* **Goal**: Every entry needs to be printed exactly, please.

* **Supplied data**:
----
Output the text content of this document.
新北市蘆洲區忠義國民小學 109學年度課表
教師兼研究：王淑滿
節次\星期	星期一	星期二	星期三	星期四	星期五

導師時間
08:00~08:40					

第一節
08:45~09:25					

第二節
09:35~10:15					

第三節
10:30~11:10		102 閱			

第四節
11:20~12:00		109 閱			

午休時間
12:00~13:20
----
* **Expected answer**:
Output the text content of this document.
新北市蘆洲區忠義國民小學 109學年度課表
教師兼研究：王淑滿
節次\星期	星期一	星期二	星期三	星期四	星期五

導師時間
08:00~08:40					

第一節
08:45~09:25					

第二節
09:35~10:15					

第三節
10:30~11:10		102 閱			

第四節
11:20~12:00		109 閱			

午休時間
12:00~13:20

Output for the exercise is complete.